**Records for processing**
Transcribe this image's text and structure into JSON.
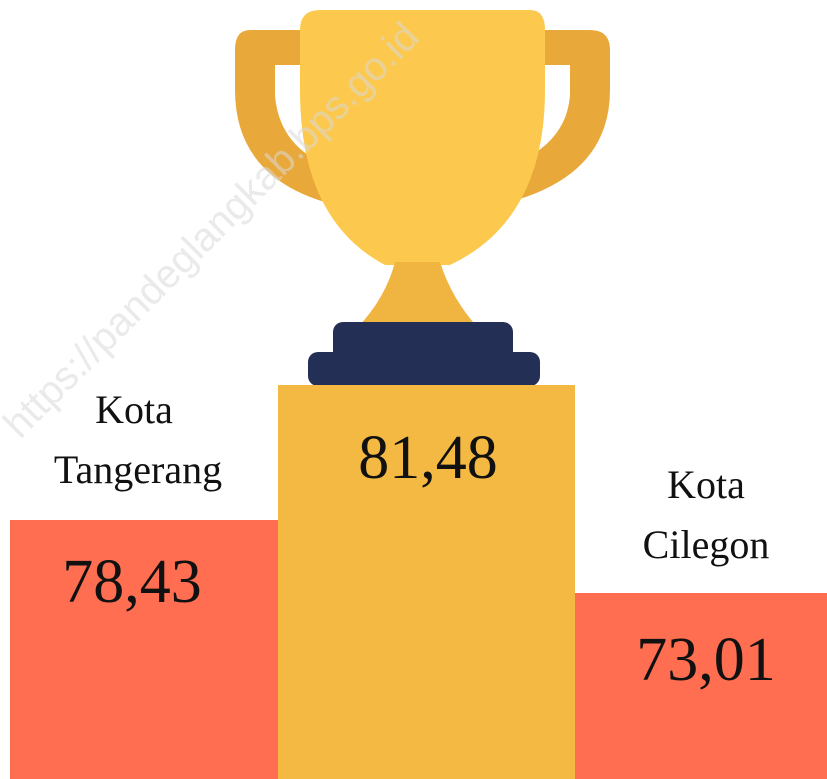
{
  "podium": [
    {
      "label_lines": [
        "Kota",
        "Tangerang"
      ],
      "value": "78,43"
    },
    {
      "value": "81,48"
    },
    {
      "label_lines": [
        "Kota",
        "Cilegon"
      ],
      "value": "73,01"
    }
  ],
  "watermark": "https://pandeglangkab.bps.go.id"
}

**Stated task**
Repeat the records above exactly, leaving out the pictures.

**Complete answer**
Transcribe this image's text and structure into JSON.
{
  "podium": [
    {
      "label_lines": [
        "Kota",
        "Tangerang"
      ],
      "value": "78,43"
    },
    {
      "value": "81,48"
    },
    {
      "label_lines": [
        "Kota",
        "Cilegon"
      ],
      "value": "73,01"
    }
  ],
  "watermark": "https://pandeglangkab.bps.go.id"
}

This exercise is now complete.